Goal of the exercise: Output the data below in full, byte for byte. Nothing may differ.
[Records for the exercise start]
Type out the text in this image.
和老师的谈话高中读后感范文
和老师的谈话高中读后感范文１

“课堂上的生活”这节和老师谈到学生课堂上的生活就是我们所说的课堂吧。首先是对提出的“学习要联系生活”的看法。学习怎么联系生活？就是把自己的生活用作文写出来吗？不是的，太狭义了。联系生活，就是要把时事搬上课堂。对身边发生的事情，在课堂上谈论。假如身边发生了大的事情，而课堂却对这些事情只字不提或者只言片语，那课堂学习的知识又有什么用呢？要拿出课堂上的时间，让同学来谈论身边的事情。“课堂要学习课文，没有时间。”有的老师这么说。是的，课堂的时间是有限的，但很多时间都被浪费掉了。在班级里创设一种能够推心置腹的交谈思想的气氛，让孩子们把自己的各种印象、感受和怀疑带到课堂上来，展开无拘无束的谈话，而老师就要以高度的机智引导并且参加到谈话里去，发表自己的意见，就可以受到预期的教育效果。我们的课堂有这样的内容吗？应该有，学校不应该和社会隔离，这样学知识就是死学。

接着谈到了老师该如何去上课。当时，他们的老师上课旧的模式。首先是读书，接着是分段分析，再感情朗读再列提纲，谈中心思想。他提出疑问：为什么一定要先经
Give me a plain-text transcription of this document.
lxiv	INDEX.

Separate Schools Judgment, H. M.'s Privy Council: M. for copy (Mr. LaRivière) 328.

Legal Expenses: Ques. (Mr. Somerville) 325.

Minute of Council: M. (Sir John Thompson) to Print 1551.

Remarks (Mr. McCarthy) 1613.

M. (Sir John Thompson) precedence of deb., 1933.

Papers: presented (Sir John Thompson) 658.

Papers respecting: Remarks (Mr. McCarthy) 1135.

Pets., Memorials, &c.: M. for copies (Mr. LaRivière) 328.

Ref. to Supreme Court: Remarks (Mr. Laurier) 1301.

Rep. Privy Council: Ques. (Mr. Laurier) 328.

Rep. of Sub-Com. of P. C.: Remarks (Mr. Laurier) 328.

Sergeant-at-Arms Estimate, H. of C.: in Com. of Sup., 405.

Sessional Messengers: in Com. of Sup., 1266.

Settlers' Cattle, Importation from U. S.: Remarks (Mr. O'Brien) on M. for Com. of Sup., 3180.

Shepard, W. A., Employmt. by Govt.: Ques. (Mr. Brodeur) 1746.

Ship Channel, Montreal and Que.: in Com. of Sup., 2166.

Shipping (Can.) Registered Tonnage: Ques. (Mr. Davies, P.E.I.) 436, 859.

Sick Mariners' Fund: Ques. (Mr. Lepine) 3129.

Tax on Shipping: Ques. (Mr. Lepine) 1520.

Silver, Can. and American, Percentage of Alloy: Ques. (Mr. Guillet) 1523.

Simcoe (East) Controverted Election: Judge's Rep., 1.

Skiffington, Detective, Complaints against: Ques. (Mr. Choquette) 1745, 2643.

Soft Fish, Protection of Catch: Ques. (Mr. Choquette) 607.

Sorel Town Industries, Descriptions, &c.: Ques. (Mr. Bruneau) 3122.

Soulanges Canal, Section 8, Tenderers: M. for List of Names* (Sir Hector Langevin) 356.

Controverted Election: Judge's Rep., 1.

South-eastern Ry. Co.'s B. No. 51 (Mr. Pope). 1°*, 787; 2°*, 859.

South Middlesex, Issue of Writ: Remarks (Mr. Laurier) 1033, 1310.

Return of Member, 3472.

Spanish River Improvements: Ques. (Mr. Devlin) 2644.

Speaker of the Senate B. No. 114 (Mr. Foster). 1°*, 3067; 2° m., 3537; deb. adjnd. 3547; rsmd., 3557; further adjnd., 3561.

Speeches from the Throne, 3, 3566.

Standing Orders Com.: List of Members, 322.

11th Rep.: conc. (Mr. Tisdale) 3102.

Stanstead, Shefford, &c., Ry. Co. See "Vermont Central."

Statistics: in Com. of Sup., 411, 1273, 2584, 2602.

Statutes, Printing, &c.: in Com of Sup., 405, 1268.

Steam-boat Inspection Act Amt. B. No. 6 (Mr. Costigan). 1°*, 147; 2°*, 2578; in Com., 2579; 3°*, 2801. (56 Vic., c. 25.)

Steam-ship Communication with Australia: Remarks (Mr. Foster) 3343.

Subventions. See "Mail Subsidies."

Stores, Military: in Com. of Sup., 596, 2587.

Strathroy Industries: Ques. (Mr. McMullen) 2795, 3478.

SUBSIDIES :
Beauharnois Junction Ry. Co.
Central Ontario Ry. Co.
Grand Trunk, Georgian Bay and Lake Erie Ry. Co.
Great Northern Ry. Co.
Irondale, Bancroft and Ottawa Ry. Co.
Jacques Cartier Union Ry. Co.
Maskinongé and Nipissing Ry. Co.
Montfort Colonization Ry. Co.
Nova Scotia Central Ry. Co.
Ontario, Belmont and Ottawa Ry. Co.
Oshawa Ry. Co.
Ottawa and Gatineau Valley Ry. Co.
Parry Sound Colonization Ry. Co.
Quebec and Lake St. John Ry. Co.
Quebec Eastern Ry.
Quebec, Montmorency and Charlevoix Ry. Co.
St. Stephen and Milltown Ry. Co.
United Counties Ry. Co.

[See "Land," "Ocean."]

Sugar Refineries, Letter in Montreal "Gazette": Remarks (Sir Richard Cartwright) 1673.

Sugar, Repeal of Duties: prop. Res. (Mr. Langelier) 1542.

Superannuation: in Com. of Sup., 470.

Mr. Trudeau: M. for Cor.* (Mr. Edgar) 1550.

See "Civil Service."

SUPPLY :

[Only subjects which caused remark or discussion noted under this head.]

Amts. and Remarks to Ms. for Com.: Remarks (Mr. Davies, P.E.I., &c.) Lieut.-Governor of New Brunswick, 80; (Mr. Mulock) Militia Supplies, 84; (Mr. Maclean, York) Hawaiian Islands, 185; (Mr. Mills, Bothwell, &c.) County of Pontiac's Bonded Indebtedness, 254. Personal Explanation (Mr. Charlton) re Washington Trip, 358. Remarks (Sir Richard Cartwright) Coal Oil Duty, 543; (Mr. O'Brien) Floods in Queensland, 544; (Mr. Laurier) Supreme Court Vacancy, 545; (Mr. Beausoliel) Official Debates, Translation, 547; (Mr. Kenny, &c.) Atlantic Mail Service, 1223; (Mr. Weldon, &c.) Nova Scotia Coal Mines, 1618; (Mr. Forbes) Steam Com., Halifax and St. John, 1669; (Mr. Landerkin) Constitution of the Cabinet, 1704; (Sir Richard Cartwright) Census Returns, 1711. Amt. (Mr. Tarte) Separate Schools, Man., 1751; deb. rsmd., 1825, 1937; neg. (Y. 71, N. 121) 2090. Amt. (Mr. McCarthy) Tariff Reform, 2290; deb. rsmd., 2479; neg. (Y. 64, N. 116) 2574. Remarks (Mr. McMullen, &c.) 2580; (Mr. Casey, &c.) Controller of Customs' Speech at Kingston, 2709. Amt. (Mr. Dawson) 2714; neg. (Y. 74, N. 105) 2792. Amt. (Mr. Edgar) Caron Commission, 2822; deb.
[Records for the exercise end]
Output of the task:
Type out the text in this image.
和老师的谈话高中读后感范文
和老师的谈话高中读后感范文１

“课堂上的生活”这节和老师谈到学生课堂上的生活就是我们所说的课堂吧。首先是对提出的“学习要联系生活”的看法。学习怎么联系生活？就是把自己的生活用作文写出来吗？不是的，太狭义了。联系生活，就是要把时事搬上课堂。对身边发生的事情，在课堂上谈论。假如身边发生了大的事情，而课堂却对这些事情只字不提或者只言片语，那课堂学习的知识又有什么用呢？要拿出课堂上的时间，让同学来谈论身边的事情。“课堂要学习课文，没有时间。”有的老师这么说。是的，课堂的时间是有限的，但很多时间都被浪费掉了。在班级里创设一种能够推心置腹的交谈思想的气氛，让孩子们把自己的各种印象、感受和怀疑带到课堂上来，展开无拘无束的谈话，而老师就要以高度的机智引导并且参加到谈话里去，发表自己的意见，就可以受到预期的教育效果。我们的课堂有这样的内容吗？应该有，学校不应该和社会隔离，这样学知识就是死学。

接着谈到了老师该如何去上课。当时，他们的老师上课旧的模式。首先是读书，接着是分段分析，再感情朗读再列提纲，谈中心思想。他提出疑问：为什么一定要先经
Give me a plain-text transcription of this document.
lxiv	INDEX.

Separate Schools Judgment, H. M.'s Privy Council: M. for copy (Mr. LaRivière) 328.

Legal Expenses: Ques. (Mr. Somerville) 325.

Minute of Council: M. (Sir John Thompson) to Print 1551.

Remarks (Mr. McCarthy) 1613.

M. (Sir John Thompson) precedence of deb., 1933.

Papers: presented (Sir John Thompson) 658.

Papers respecting: Remarks (Mr. McCarthy) 1135.

Pets., Memorials, &c.: M. for copies (Mr. LaRivière) 328.

Ref. to Supreme Court: Remarks (Mr. Laurier) 1301.

Rep. Privy Council: Ques. (Mr. Laurier) 328.

Rep. of Sub-Com. of P. C.: Remarks (Mr. Laurier) 328.

Sergeant-at-Arms Estimate, H. of C.: in Com. of Sup., 405.

Sessional Messengers: in Com. of Sup., 1266.

Settlers' Cattle, Importation from U. S.: Remarks (Mr. O'Brien) on M. for Com. of Sup., 3180.

Shepard, W. A., Employmt. by Govt.: Ques. (Mr. Brodeur) 1746.

Ship Channel, Montreal and Que.: in Com. of Sup., 2166.

Shipping (Can.) Registered Tonnage: Ques. (Mr. Davies, P.E.I.) 436, 859.

Sick Mariners' Fund: Ques. (Mr. Lepine) 3129.

Tax on Shipping: Ques. (Mr. Lepine) 1520.

Silver, Can. and American, Percentage of Alloy: Ques. (Mr. Guillet) 1523.

Simcoe (East) Controverted Election: Judge's Rep., 1.

Skiffington, Detective, Complaints against: Ques. (Mr. Choquette) 1745, 2643.

Soft Fish, Protection of Catch: Ques. (Mr. Choquette) 607.

Sorel Town Industries, Descriptions, &c.: Ques. (Mr. Bruneau) 3122.

Soulanges Canal, Section 8, Tenderers: M. for List of Names* (Sir Hector Langevin) 356.

Controverted Election: Judge's Rep., 1.

South-eastern Ry. Co.'s B. No. 51 (Mr. Pope). 1°*, 787; 2°*, 859.

South Middlesex, Issue of Writ: Remarks (Mr. Laurier) 1033, 1310.

Return of Member, 3472.

Spanish River Improvements: Ques. (Mr. Devlin) 2644.

Speaker of the Senate B. No. 114 (Mr. Foster). 1°*, 3067; 2° m., 3537; deb. adjnd. 3547; rsmd., 3557; further adjnd., 3561.

Speeches from the Throne, 3, 3566.

Standing Orders Com.: List of Members, 322.

11th Rep.: conc. (Mr. Tisdale) 3102.

Stanstead, Shefford, &c., Ry. Co. See "Vermont Central."

Statistics: in Com. of Sup., 411, 1273, 2584, 2602.

Statutes, Printing, &c.: in Com of Sup., 405, 1268.

Steam-boat Inspection Act Amt. B. No. 6 (Mr. Costigan). 1°*, 147; 2°*, 2578; in Com., 2579; 3°*, 2801. (56 Vic., c. 25.)

Steam-ship Communication with Australia: Remarks (Mr. Foster) 3343.

Subventions. See "Mail Subsidies."

Stores, Military: in Com. of Sup., 596, 2587.

Strathroy Industries: Ques. (Mr. McMullen) 2795, 3478.

SUBSIDIES :
Beauharnois Junction Ry. Co.
Central Ontario Ry. Co.
Grand Trunk, Georgian Bay and Lake Erie Ry. Co.
Great Northern Ry. Co.
Irondale, Bancroft and Ottawa Ry. Co.
Jacques Cartier Union Ry. Co.
Maskinongé and Nipissing Ry. Co.
Montfort Colonization Ry. Co.
Nova Scotia Central Ry. Co.
Ontario, Belmont and Ottawa Ry. Co.
Oshawa Ry. Co.
Ottawa and Gatineau Valley Ry. Co.
Parry Sound Colonization Ry. Co.
Quebec and Lake St. John Ry. Co.
Quebec Eastern Ry.
Quebec, Montmorency and Charlevoix Ry. Co.
St. Stephen and Milltown Ry. Co.
United Counties Ry. Co.

[See "Land," "Ocean."]

Sugar Refineries, Letter in Montreal "Gazette": Remarks (Sir Richard Cartwright) 1673.

Sugar, Repeal of Duties: prop. Res. (Mr. Langelier) 1542.

Superannuation: in Com. of Sup., 470.

Mr. Trudeau: M. for Cor.* (Mr. Edgar) 1550.

See "Civil Service."

SUPPLY :

[Only subjects which caused remark or discussion noted under this head.]

Amts. and Remarks to Ms. for Com.: Remarks (Mr. Davies, P.E.I., &c.) Lieut.-Governor of New Brunswick, 80; (Mr. Mulock) Militia Supplies, 84; (Mr. Maclean, York) Hawaiian Islands, 185; (Mr. Mills, Bothwell, &c.) County of Pontiac's Bonded Indebtedness, 254. Personal Explanation (Mr. Charlton) re Washington Trip, 358. Remarks (Sir Richard Cartwright) Coal Oil Duty, 543; (Mr. O'Brien) Floods in Queensland, 544; (Mr. Laurier) Supreme Court Vacancy, 545; (Mr. Beausoliel) Official Debates, Translation, 547; (Mr. Kenny, &c.) Atlantic Mail Service, 1223; (Mr. Weldon, &c.) Nova Scotia Coal Mines, 1618; (Mr. Forbes) Steam Com., Halifax and St. John, 1669; (Mr. Landerkin) Constitution of the Cabinet, 1704; (Sir Richard Cartwright) Census Returns, 1711. Amt. (Mr. Tarte) Separate Schools, Man., 1751; deb. rsmd., 1825, 1937; neg. (Y. 71, N. 121) 2090. Amt. (Mr. McCarthy) Tariff Reform, 2290; deb. rsmd., 2479; neg. (Y. 64, N. 116) 2574. Remarks (Mr. McMullen, &c.) 2580; (Mr. Casey, &c.) Controller of Customs' Speech at Kingston, 2709. Amt. (Mr. Dawson) 2714; neg. (Y. 74, N. 105) 2792. Amt. (Mr. Edgar) Caron Commission, 2822; deb.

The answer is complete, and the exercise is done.